Task to complete.
Retype the lines in the records below, starting at the line that contains "legend-label: 4th Qtr: [787, 453, 843, 473]" and ending with the line that contains "slide-title-rest: – Your", including both of those lines.

§

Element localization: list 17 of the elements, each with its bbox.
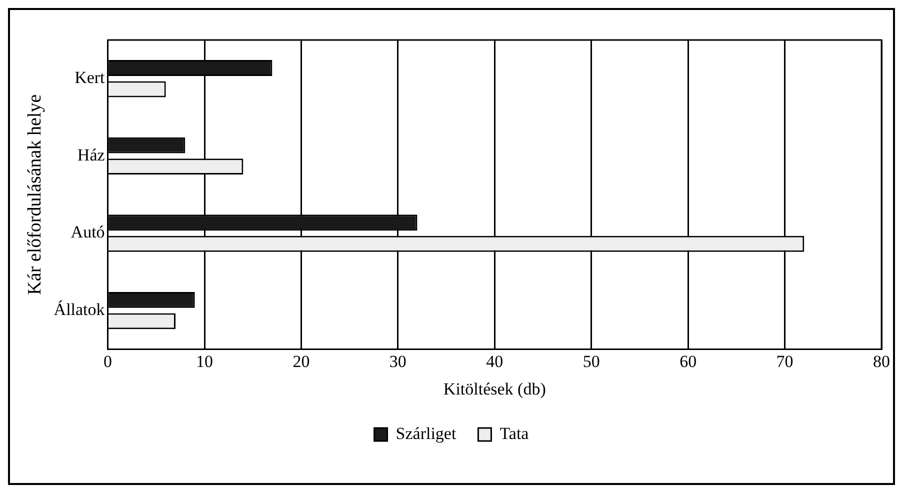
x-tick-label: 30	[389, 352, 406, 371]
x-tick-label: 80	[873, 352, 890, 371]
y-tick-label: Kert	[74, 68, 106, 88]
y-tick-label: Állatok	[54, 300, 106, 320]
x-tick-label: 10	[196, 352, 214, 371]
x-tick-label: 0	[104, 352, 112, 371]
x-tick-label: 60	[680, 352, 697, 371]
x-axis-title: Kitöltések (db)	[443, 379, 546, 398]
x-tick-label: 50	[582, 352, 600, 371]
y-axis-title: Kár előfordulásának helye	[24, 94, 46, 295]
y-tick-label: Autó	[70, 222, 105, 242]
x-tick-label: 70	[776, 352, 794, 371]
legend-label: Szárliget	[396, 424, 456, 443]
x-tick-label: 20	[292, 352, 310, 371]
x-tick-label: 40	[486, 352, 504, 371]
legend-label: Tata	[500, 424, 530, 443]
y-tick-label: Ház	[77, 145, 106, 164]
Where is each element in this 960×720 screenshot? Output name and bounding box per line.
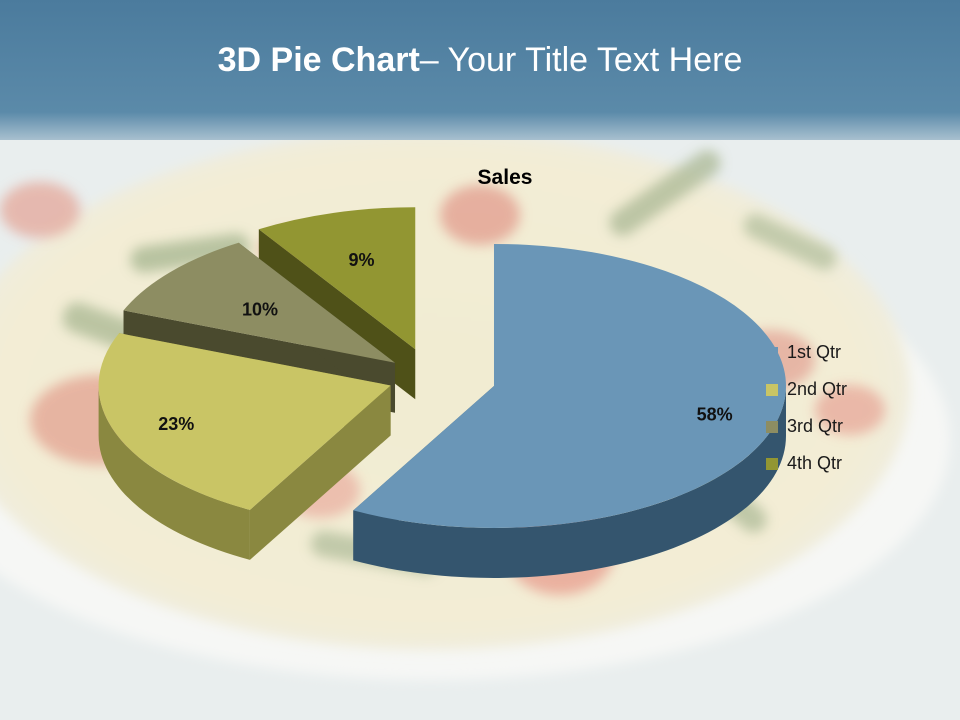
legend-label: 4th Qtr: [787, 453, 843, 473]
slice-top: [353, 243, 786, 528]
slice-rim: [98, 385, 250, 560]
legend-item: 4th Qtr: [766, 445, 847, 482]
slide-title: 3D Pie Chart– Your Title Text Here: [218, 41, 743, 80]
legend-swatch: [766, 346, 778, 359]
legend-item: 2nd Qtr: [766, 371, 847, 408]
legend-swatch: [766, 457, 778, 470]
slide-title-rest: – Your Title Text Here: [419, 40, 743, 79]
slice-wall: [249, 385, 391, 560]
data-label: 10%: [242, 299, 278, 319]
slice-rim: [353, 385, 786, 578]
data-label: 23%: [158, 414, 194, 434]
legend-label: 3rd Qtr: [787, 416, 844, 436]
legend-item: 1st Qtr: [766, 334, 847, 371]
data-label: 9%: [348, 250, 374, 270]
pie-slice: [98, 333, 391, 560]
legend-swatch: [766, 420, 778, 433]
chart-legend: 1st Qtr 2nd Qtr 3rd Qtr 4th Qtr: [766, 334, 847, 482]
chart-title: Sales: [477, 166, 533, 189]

§

Solution to this exercise.
legend-label: 4th Qtr: [787, 453, 843, 473]
slice-top: [353, 243, 786, 528]
slice-rim: [98, 385, 250, 560]
legend-item: 4th Qtr: [766, 445, 847, 482]
slide-title: 3D Pie Chart– Your Title Text Here: [218, 41, 743, 80]
legend-swatch: [766, 346, 778, 359]
legend-item: 2nd Qtr: [766, 371, 847, 408]
legend-swatch: [766, 457, 778, 470]
slide-title-rest: – Your Title Text Here: [419, 40, 743, 79]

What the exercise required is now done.